- [Stored items]
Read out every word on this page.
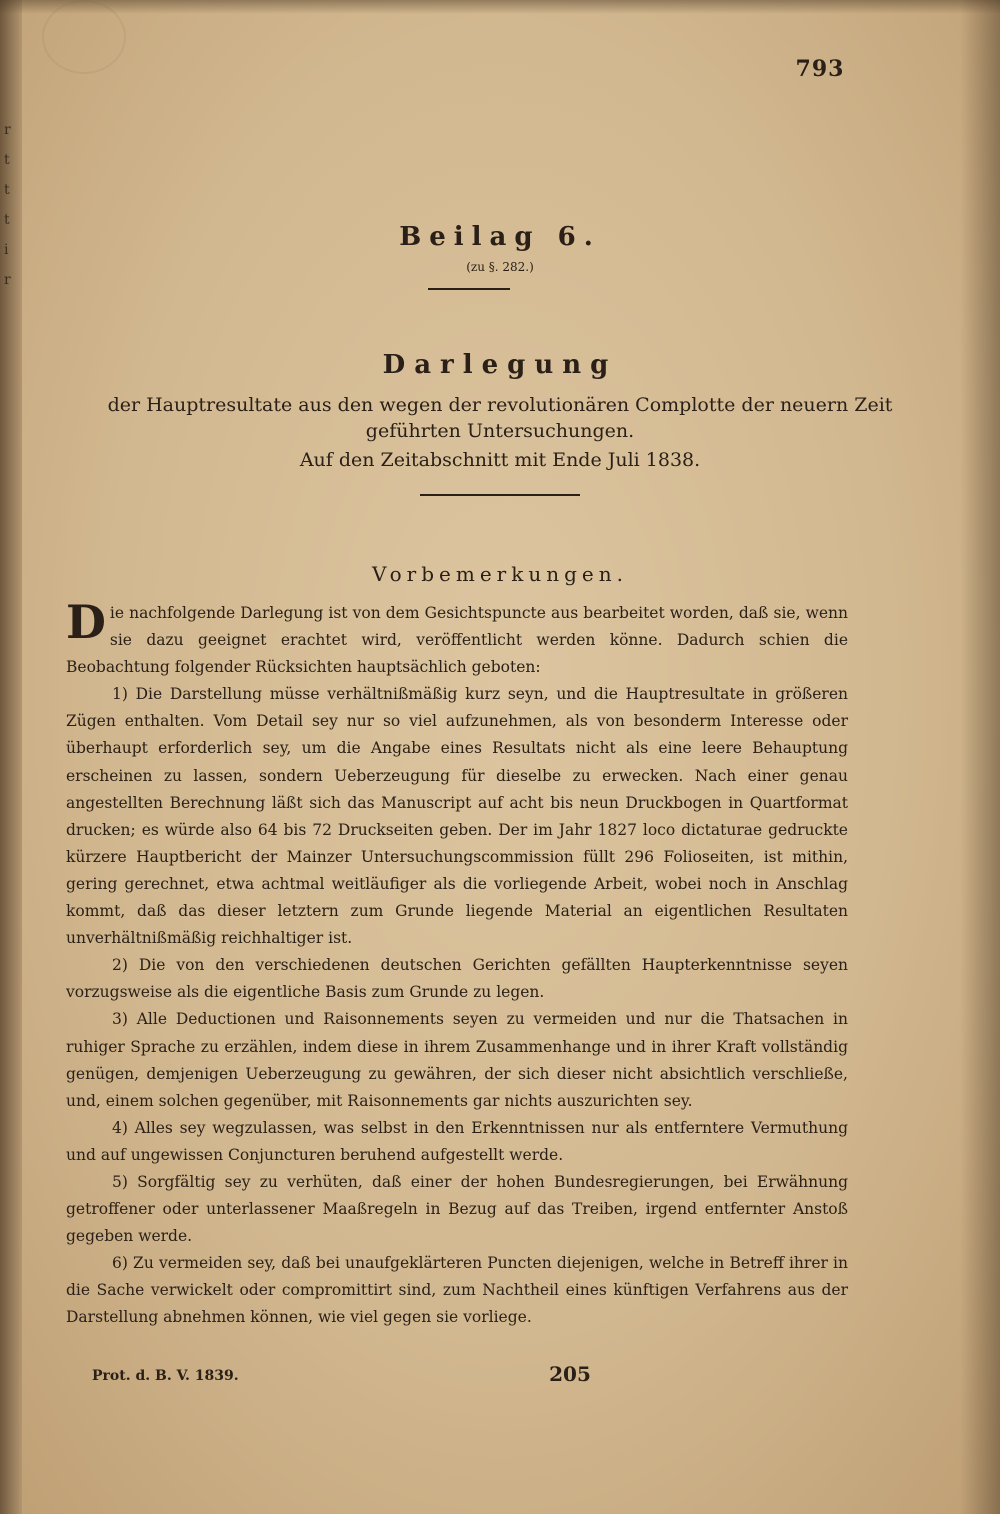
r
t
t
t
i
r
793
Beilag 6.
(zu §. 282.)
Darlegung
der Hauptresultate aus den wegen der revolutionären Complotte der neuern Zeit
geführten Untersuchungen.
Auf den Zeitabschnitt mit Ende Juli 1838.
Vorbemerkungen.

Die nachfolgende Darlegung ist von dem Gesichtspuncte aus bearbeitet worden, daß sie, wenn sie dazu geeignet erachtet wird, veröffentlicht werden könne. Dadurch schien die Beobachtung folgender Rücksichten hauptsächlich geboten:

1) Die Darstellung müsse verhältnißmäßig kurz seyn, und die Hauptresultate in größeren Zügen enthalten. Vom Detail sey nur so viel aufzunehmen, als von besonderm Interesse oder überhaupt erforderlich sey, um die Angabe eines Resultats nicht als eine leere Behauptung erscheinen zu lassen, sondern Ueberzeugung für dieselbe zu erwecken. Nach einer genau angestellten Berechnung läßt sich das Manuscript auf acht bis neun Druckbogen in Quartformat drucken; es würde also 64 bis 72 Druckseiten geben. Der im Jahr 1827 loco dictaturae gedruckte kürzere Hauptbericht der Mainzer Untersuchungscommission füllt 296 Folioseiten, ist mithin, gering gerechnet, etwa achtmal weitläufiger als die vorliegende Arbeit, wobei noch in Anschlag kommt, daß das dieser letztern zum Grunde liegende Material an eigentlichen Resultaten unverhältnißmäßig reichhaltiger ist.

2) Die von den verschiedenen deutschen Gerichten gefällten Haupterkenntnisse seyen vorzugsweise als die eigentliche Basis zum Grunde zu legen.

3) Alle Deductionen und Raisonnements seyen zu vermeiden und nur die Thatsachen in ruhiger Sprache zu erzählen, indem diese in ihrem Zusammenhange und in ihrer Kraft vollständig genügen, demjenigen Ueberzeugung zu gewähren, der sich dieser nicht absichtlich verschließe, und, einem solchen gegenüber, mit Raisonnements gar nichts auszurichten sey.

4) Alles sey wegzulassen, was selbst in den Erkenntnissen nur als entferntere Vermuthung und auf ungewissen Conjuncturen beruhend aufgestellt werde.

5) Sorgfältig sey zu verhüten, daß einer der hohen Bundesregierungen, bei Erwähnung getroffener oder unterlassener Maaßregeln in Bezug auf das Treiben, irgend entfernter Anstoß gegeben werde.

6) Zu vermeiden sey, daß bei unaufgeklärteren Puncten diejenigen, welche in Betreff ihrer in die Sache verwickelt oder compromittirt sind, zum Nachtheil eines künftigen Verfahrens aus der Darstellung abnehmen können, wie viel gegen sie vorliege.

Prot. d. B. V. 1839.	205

...

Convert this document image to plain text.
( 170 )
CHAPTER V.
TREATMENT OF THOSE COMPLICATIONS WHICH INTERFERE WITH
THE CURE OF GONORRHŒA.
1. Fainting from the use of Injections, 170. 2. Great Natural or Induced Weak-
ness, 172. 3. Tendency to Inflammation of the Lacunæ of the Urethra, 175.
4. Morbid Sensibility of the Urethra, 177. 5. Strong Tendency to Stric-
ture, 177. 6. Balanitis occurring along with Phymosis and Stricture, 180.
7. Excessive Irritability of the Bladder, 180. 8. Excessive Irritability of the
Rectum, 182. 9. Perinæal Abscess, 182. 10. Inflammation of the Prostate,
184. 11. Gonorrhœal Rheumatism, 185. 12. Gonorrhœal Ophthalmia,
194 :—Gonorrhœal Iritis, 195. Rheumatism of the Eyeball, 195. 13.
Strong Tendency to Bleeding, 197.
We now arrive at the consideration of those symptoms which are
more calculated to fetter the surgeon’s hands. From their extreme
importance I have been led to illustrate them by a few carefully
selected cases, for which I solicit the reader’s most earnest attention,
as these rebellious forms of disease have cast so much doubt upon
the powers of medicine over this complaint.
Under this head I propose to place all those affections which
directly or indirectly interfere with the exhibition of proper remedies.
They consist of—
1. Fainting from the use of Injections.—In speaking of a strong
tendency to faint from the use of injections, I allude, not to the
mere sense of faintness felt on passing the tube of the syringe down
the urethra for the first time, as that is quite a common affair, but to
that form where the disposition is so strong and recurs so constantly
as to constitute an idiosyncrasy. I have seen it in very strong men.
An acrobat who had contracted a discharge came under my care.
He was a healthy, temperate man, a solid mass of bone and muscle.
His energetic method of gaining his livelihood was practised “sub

- [Instructions for the task] In the listing, find every line containing the word "seyen" and list it.

- [The answer]
2) Die von den verschiedenen deutschen Gerichten gefällten Haupterkenntnisse seyen vorzugsweise als die eigentliche Basis zum Grunde zu legen.
3) Alle Deductionen und Raisonnements seyen zu vermeiden und nur die Thatsachen in ruhiger Sprache zu erzählen, indem diese in ihrem Zusammenhange und in ihrer Kraft vollständig genügen, demjenigen Ueberzeugung zu gewähren, der sich dieser nicht absichtlich verschließe, und, einem solchen gegenüber, mit Raisonnements gar nichts auszurichten sey.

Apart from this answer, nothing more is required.